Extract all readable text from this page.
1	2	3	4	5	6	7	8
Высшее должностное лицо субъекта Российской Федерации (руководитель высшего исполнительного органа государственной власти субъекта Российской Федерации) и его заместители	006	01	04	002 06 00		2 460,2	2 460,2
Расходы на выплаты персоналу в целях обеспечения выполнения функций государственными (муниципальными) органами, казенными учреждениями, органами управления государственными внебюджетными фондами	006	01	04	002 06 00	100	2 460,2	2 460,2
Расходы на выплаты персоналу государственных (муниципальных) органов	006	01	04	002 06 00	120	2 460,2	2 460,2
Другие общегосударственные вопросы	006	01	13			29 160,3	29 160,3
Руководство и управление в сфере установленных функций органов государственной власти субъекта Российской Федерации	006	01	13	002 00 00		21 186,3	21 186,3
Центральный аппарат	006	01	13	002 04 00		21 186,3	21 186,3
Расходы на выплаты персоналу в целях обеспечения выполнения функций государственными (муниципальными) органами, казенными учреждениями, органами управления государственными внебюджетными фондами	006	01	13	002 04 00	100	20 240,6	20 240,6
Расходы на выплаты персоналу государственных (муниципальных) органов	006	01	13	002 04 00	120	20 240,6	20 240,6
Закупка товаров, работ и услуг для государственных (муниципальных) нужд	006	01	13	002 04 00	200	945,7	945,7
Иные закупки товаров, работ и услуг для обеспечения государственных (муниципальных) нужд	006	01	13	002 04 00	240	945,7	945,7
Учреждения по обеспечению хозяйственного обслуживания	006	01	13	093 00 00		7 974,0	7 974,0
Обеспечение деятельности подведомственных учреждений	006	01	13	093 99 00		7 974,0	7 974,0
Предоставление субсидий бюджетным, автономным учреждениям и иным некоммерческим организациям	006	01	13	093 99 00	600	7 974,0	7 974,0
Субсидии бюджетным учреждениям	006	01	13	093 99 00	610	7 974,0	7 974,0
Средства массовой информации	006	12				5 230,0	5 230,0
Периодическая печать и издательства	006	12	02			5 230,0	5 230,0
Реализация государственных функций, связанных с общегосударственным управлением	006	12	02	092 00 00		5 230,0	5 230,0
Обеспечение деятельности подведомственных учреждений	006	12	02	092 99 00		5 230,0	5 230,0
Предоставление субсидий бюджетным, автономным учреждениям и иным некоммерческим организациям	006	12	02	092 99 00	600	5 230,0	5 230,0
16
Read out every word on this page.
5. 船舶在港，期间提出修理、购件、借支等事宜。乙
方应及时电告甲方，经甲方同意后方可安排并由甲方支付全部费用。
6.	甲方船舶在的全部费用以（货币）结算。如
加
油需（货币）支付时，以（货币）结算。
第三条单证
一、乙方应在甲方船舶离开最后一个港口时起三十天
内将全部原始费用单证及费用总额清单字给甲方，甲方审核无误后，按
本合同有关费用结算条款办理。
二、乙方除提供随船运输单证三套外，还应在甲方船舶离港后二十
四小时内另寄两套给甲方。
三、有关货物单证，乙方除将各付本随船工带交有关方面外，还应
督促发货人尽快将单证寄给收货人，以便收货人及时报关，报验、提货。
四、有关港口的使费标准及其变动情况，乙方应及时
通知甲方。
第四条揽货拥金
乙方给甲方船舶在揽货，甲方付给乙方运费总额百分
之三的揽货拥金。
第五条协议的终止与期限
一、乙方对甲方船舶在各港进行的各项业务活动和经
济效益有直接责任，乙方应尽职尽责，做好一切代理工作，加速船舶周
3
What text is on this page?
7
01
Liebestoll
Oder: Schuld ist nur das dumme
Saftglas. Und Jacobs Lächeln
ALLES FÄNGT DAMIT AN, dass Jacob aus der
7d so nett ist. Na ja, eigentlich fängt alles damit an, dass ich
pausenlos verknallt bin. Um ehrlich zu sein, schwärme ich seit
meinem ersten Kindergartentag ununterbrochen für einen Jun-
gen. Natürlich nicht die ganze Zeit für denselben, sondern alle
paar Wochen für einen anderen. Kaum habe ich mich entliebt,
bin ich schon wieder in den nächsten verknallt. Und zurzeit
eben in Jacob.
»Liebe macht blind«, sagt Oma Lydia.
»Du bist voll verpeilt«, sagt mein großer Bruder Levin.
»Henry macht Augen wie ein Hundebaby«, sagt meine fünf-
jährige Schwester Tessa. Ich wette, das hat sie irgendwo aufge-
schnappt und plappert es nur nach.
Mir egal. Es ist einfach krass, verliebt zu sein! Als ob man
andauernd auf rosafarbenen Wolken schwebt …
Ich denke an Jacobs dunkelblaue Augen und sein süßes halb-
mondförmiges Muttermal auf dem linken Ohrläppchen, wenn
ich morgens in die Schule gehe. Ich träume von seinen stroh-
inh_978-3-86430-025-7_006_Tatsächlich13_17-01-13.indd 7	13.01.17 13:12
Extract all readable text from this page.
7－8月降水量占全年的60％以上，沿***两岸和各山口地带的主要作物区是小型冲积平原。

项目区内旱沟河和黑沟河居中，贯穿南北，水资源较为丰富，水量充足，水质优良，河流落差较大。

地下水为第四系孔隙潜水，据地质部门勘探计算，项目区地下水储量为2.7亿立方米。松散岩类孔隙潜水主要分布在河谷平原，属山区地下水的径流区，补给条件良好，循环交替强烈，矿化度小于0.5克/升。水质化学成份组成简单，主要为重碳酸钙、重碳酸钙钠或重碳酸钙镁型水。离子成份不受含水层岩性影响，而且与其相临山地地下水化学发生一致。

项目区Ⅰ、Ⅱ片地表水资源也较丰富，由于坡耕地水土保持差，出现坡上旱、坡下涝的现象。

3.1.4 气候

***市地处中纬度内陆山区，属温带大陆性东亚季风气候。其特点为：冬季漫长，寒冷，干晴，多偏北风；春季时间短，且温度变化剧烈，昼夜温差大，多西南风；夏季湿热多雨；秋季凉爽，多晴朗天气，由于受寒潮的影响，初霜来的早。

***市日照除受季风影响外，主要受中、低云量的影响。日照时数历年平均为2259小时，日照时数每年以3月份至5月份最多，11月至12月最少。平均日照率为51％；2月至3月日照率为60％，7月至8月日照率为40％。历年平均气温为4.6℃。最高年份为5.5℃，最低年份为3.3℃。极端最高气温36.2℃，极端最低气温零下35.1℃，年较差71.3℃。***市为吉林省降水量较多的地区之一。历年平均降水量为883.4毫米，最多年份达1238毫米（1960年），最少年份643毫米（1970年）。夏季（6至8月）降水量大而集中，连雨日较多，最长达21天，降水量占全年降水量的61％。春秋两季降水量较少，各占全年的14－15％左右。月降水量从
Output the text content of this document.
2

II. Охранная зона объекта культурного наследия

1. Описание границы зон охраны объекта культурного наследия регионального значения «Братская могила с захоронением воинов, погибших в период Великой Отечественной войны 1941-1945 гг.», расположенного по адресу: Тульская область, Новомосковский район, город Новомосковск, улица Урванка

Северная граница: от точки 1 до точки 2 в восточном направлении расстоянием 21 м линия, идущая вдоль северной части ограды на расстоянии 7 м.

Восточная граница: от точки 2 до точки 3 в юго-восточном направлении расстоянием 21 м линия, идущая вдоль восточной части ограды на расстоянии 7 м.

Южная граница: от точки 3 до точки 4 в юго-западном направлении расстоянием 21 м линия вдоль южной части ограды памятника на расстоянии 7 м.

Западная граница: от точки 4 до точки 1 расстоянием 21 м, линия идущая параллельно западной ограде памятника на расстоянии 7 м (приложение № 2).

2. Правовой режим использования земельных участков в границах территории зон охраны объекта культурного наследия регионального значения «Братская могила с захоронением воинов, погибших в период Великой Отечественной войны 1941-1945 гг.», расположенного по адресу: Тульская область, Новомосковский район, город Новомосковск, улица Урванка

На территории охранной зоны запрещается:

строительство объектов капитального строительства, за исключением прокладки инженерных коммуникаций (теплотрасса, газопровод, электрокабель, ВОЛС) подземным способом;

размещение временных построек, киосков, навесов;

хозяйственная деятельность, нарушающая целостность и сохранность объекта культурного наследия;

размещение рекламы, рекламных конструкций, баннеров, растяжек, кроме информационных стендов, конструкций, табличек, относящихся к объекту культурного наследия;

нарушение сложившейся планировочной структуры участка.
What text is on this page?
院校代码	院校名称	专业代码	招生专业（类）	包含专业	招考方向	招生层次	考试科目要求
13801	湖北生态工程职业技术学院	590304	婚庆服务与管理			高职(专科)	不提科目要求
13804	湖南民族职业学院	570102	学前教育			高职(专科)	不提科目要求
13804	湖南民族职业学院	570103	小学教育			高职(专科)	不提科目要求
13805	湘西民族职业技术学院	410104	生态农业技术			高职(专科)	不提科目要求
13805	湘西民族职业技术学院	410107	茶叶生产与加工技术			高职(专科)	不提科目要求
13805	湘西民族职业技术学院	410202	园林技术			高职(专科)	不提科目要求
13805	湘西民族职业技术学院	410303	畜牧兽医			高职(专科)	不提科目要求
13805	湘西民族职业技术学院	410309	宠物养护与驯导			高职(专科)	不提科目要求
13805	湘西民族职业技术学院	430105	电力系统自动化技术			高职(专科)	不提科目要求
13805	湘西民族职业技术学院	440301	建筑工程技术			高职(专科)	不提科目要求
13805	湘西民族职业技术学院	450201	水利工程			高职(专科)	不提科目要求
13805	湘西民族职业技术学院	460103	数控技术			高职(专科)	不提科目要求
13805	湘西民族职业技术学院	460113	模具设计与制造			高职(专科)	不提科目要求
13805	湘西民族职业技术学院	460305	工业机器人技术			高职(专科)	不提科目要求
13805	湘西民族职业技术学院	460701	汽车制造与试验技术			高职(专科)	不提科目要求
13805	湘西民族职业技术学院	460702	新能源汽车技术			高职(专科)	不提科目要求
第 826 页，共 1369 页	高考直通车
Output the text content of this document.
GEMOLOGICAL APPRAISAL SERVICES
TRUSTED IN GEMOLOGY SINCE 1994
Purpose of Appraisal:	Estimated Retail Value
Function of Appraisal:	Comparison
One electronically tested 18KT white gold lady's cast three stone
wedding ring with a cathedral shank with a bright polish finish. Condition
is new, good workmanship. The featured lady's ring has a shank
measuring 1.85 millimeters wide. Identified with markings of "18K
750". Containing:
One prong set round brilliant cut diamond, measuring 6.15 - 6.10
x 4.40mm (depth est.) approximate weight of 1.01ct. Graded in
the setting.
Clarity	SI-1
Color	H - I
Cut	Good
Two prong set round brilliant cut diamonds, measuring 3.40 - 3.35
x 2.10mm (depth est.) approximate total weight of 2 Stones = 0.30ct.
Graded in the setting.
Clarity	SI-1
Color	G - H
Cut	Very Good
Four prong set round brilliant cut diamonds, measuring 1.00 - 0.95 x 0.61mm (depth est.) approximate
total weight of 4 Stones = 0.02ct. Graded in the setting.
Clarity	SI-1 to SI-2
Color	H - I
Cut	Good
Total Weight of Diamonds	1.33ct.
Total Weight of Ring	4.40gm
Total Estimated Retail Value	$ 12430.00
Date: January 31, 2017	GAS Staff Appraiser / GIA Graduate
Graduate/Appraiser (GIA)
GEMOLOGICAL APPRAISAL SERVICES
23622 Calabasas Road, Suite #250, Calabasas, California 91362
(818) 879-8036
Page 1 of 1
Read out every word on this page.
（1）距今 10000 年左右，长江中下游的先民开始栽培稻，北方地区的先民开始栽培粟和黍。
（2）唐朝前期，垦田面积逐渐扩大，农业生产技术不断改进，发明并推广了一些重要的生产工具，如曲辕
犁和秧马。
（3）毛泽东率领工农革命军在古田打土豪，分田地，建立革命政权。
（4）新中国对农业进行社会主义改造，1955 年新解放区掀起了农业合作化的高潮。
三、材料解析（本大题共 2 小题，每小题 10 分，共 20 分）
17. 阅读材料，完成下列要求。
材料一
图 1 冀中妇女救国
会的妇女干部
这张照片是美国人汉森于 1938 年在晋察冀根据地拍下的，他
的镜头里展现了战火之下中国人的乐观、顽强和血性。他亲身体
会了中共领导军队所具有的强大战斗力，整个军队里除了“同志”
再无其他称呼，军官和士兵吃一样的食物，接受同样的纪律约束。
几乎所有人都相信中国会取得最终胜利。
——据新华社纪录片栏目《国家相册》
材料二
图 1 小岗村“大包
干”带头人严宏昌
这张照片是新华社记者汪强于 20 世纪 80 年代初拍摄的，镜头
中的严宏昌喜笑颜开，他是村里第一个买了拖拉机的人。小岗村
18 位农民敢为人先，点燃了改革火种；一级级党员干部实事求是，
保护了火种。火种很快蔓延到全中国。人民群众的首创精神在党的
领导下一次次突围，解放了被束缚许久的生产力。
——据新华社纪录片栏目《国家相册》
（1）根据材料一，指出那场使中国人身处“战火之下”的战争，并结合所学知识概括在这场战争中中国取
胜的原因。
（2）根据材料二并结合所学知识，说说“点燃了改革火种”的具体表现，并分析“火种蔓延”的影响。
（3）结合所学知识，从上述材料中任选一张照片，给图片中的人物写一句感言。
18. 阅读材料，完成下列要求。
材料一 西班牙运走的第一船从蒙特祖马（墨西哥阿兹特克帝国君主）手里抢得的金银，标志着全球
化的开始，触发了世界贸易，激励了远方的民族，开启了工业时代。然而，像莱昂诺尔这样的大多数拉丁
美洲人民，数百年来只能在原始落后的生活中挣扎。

------------

▶ Given exercise: Copy each line holding the word "район" from the listing above.

▶ Exercise solution:
1. Описание границы зон охраны объекта культурного наследия регионального значения «Братская могила с захоронением воинов, погибших в период Великой Отечественной войны 1941-1945 гг.», расположенного по адресу: Тульская область, Новомосковский район, город Новомосковск, улица Урванка
2. Правовой режим использования земельных участков в границах территории зон охраны объекта культурного наследия регионального значения «Братская могила с захоронением воинов, погибших в период Великой Отечественной войны 1941-1945 гг.», расположенного по адресу: Тульская область, Новомосковский район, город Новомосковск, улица Урванка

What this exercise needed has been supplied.